▶ What is needed: Your answer is a single number: the count of lines that contain the string "every".

**** Data provided ****

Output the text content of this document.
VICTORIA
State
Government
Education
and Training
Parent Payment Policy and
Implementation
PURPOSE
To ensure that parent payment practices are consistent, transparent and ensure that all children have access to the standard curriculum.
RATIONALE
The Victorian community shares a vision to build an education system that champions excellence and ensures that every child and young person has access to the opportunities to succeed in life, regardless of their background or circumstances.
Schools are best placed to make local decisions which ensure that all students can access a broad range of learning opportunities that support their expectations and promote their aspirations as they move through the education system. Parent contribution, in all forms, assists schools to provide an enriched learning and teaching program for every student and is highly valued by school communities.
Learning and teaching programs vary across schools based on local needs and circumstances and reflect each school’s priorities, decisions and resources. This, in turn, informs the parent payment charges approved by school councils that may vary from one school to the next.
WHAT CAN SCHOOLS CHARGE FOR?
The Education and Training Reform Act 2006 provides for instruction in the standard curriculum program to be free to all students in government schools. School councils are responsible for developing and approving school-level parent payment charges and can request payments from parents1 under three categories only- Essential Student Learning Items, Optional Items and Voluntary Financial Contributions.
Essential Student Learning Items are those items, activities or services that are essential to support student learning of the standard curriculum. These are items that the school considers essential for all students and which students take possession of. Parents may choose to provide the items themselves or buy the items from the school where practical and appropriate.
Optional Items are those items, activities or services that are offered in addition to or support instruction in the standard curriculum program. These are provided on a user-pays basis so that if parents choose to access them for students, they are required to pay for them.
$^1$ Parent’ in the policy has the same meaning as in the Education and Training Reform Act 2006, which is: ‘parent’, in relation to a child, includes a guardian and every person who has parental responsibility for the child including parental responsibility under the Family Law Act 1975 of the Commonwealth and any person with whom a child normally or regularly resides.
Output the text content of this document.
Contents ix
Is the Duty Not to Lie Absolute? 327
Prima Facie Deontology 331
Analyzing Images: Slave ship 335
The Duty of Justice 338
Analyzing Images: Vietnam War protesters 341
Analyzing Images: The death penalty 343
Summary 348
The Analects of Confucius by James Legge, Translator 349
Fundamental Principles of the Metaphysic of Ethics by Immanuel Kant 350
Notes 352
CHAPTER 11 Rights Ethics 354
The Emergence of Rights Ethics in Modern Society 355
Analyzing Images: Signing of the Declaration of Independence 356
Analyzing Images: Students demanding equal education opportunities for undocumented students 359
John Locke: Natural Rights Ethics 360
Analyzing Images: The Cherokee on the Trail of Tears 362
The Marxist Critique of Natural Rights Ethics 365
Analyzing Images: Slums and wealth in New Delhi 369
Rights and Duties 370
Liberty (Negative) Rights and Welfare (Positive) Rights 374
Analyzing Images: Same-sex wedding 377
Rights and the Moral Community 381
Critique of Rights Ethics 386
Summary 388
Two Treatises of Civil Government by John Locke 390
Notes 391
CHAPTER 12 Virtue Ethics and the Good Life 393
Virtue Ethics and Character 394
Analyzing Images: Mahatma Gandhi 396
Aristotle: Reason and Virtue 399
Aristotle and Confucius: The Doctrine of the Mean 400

****

▶ Task result: 3